Input records
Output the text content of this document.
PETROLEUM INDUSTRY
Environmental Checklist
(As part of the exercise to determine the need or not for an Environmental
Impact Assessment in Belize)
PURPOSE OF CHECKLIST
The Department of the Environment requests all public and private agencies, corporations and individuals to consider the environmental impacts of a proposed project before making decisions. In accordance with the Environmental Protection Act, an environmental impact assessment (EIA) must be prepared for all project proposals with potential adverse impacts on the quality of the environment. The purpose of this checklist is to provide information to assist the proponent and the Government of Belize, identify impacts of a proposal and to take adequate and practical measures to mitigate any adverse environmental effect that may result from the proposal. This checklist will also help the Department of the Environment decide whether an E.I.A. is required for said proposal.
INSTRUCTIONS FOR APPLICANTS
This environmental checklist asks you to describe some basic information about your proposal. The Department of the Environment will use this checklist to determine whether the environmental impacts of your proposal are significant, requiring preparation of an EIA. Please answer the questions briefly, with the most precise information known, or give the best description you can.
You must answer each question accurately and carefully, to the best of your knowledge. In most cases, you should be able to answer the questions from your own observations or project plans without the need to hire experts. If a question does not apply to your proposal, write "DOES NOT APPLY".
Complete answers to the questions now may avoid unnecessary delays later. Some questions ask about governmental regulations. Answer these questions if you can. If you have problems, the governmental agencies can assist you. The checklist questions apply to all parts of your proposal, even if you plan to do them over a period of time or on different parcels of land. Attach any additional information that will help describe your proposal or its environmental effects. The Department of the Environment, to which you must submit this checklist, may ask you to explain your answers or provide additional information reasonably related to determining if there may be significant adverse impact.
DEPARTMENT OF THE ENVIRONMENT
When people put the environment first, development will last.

--

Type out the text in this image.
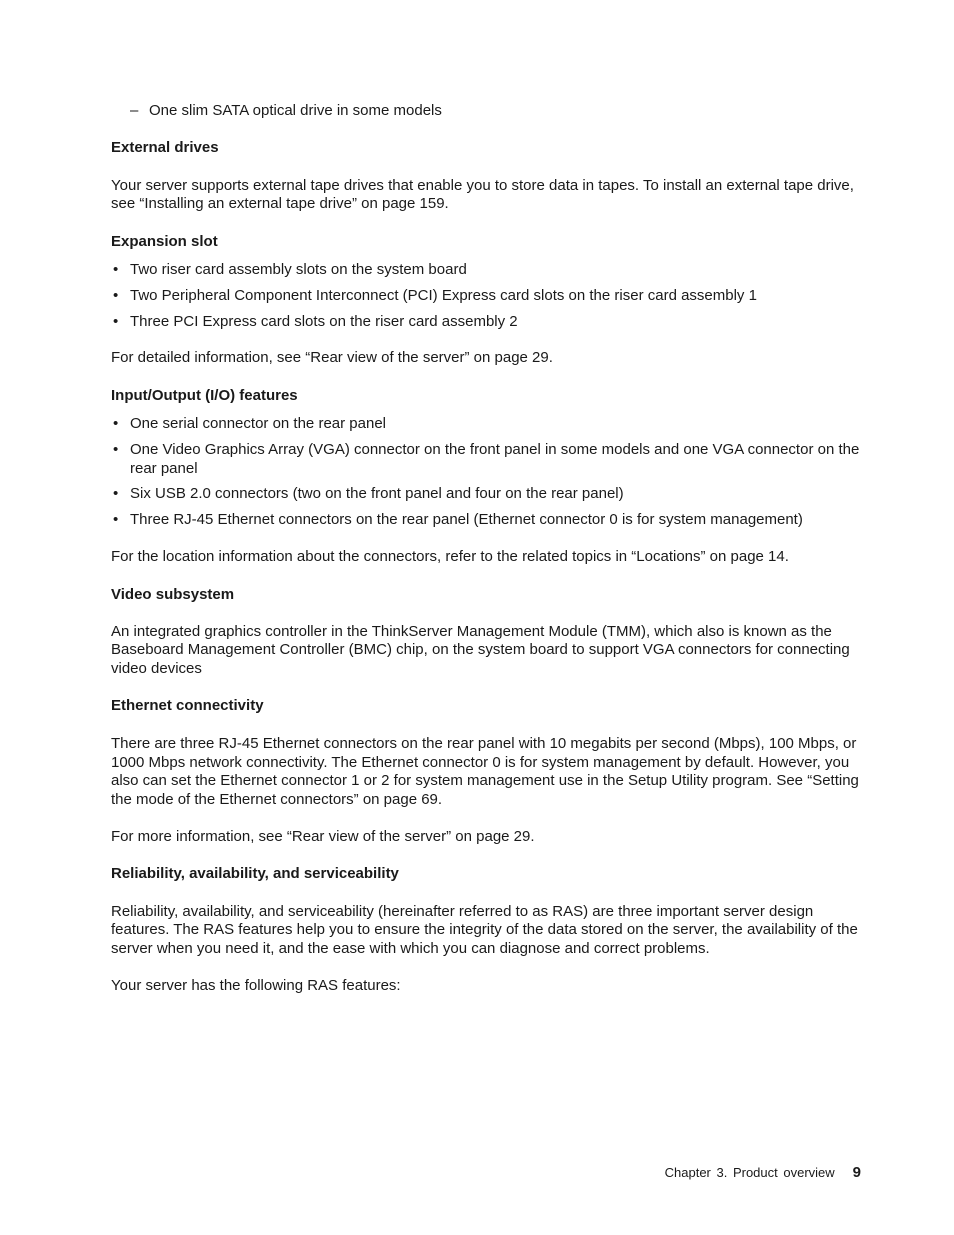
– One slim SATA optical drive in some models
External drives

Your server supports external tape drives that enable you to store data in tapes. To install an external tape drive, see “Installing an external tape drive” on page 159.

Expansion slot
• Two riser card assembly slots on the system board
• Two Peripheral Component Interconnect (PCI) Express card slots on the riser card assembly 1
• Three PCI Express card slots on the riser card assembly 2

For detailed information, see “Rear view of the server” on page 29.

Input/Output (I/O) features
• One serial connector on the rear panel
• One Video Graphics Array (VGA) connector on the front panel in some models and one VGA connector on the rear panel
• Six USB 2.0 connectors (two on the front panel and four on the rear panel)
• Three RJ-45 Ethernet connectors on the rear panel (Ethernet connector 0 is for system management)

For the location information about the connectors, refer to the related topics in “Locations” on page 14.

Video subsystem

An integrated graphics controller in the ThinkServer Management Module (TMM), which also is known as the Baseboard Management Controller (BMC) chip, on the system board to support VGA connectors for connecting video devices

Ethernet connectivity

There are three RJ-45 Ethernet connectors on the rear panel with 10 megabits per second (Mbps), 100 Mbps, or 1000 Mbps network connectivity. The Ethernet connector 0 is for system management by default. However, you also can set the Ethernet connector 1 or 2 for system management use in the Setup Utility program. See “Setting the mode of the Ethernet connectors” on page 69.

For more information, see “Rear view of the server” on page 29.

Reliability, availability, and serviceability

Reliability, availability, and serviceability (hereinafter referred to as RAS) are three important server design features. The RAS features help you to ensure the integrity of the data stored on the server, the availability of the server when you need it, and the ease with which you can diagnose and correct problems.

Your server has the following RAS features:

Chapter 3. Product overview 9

What the exercise asks
Using the records above, find and show each line with the string "text".

Solution for this task
Output the text content of this document.
Type out the text in this image.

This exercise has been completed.